• [WHAT YOU HAVE TO DO]:
Each line below either holds the string "SDTVAR" or doesn't. Count those that do and give only the number.

--- start of PROVIDED INFORMATION ---

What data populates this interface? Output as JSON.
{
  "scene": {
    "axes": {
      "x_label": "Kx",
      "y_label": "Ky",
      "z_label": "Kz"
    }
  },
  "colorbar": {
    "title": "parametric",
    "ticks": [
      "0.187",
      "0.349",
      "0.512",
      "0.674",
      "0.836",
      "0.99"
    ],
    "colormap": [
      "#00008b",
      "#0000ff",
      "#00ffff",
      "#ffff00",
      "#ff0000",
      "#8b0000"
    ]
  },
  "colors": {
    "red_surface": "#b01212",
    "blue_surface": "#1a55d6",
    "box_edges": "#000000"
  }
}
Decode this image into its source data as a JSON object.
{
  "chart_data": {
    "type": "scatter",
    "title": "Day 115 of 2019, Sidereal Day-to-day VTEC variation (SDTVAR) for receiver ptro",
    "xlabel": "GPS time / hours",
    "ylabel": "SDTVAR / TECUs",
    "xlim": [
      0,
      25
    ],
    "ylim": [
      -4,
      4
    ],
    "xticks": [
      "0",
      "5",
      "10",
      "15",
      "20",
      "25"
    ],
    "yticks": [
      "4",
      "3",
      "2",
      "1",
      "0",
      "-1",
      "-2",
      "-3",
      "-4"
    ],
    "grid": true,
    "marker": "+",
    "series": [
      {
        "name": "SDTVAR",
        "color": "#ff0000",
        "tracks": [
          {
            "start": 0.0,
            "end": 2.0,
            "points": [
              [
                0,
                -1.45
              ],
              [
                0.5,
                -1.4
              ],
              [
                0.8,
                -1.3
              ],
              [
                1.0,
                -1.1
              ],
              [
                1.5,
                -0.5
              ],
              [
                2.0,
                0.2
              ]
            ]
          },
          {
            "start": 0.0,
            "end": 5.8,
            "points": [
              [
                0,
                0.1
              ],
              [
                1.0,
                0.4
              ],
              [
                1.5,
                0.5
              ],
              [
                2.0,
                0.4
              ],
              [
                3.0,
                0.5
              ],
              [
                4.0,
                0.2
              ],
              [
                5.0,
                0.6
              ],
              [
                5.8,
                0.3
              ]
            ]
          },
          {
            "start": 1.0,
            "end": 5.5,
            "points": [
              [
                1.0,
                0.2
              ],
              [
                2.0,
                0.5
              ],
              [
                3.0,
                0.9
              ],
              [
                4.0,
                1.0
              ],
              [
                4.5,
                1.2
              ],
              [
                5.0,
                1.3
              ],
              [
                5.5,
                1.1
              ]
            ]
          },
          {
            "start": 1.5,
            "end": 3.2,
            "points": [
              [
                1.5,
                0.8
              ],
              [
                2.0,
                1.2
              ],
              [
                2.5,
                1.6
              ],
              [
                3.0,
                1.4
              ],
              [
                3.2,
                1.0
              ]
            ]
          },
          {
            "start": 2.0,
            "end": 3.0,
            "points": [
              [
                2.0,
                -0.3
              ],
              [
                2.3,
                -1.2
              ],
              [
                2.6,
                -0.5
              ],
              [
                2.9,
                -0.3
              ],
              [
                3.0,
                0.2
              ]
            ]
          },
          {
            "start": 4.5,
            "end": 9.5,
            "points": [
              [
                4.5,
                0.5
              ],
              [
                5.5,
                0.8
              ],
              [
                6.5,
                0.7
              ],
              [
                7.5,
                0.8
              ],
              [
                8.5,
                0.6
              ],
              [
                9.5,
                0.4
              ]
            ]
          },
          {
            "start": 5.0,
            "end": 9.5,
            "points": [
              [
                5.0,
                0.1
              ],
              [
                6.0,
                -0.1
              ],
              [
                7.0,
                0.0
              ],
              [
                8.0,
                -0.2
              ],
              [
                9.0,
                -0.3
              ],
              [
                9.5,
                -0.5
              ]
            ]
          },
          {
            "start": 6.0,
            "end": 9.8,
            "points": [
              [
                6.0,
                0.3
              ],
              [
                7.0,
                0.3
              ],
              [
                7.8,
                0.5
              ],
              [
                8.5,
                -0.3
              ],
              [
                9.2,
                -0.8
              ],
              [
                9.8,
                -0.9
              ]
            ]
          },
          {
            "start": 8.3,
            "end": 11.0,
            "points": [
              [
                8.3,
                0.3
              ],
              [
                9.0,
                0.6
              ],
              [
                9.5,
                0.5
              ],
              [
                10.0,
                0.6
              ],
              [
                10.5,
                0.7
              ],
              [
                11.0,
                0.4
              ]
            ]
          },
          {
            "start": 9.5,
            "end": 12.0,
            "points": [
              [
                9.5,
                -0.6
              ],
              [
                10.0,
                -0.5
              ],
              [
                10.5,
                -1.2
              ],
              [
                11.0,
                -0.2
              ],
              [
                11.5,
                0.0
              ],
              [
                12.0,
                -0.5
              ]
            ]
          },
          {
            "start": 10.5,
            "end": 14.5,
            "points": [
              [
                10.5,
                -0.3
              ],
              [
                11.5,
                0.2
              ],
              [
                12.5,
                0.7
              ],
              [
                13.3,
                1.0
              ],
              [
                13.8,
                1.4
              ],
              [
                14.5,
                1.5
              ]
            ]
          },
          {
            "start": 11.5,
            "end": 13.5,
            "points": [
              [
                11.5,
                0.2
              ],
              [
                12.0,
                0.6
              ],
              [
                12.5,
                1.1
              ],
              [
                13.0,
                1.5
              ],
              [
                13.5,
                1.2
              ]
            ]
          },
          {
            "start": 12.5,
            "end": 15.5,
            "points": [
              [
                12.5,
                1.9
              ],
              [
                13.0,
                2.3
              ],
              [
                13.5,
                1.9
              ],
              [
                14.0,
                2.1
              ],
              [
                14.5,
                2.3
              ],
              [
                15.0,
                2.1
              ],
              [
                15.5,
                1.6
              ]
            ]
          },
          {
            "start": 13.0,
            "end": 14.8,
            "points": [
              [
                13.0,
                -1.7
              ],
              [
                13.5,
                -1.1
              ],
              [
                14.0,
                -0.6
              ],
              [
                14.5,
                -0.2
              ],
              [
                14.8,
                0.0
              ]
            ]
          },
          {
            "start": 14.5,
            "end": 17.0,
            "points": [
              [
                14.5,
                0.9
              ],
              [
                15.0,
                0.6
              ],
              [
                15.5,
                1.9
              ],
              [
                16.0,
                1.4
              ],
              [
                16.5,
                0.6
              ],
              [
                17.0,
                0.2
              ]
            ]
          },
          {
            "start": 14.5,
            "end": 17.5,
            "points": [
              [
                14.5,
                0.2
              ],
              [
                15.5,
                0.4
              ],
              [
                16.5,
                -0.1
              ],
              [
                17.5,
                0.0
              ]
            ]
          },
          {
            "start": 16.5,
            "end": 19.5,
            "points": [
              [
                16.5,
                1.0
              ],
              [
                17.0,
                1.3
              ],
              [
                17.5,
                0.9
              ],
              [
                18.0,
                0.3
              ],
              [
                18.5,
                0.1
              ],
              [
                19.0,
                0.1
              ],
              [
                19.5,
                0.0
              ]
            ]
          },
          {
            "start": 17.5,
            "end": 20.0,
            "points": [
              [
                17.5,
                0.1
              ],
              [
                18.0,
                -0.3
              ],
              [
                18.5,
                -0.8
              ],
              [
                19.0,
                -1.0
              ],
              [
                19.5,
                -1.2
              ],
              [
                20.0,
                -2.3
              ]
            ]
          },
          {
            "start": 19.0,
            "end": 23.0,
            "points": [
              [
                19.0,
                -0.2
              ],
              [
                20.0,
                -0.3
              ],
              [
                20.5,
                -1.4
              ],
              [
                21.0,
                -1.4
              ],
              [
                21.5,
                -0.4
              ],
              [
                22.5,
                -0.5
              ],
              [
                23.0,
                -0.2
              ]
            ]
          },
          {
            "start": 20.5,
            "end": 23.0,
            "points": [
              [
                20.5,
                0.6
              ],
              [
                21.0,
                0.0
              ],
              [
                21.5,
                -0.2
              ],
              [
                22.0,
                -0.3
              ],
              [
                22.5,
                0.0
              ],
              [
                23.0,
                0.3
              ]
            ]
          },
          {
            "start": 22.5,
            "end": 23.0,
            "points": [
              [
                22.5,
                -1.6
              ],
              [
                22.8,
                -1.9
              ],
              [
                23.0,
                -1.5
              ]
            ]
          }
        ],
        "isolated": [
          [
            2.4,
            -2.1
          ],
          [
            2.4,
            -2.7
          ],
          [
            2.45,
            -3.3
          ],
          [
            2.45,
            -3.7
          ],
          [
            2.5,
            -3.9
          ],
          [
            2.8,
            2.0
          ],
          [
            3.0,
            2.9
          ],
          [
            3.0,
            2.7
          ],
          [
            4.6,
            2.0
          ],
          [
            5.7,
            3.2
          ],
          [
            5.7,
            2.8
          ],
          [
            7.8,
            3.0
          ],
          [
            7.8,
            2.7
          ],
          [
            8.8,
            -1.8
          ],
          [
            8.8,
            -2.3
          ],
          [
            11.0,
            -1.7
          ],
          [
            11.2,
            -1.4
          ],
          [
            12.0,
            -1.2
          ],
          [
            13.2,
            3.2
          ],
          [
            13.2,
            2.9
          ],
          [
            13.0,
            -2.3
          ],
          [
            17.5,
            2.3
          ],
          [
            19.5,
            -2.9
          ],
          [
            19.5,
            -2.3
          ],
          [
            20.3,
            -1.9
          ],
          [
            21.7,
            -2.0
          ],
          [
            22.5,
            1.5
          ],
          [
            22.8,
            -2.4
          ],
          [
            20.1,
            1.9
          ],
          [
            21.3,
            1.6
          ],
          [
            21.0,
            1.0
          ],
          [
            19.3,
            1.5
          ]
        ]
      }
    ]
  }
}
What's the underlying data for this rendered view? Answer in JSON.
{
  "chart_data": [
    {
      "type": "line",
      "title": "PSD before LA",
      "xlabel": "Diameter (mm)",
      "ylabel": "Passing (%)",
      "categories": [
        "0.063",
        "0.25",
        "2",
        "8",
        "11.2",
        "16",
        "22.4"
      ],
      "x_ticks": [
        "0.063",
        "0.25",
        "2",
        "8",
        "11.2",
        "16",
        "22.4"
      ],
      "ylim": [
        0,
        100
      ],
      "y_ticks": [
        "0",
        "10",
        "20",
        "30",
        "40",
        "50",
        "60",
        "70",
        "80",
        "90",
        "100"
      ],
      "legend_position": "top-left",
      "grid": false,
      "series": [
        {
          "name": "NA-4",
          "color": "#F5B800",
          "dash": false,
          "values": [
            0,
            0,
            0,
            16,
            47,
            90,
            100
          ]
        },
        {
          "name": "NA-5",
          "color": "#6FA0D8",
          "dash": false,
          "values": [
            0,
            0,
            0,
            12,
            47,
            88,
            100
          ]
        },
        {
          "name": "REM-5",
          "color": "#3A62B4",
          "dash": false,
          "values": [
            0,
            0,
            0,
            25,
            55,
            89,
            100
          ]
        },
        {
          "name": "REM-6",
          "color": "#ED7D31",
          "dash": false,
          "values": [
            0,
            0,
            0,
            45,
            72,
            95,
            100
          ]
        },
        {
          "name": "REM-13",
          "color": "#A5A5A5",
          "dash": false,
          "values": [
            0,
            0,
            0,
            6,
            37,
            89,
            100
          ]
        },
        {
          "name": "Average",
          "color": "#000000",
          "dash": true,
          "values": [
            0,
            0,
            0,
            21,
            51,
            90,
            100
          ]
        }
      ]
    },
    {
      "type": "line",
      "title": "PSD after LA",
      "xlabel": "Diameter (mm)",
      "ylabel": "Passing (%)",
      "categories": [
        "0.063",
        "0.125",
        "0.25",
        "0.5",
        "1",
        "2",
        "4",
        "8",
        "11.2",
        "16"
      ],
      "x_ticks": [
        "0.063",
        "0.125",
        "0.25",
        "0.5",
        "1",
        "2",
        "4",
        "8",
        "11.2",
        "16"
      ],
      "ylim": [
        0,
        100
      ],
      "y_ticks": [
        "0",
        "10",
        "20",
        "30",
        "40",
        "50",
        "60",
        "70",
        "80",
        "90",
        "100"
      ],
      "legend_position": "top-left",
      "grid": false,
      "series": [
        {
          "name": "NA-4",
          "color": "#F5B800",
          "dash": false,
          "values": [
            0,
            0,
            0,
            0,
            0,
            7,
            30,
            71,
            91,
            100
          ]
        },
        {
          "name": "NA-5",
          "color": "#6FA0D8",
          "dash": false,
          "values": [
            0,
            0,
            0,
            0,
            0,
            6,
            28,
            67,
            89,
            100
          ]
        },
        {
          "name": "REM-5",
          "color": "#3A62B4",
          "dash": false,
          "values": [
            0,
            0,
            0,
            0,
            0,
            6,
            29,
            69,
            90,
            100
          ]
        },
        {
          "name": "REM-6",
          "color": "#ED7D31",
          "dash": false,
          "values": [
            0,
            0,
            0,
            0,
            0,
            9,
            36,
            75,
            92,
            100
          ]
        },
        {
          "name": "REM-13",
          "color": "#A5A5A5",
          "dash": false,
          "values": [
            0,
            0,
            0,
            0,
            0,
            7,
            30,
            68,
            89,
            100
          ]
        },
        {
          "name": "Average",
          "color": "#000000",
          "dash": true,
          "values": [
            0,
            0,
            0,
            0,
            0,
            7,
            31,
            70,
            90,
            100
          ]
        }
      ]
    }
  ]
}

--- end of PROVIDED INFORMATION ---

• [THE RESPONSE]:
3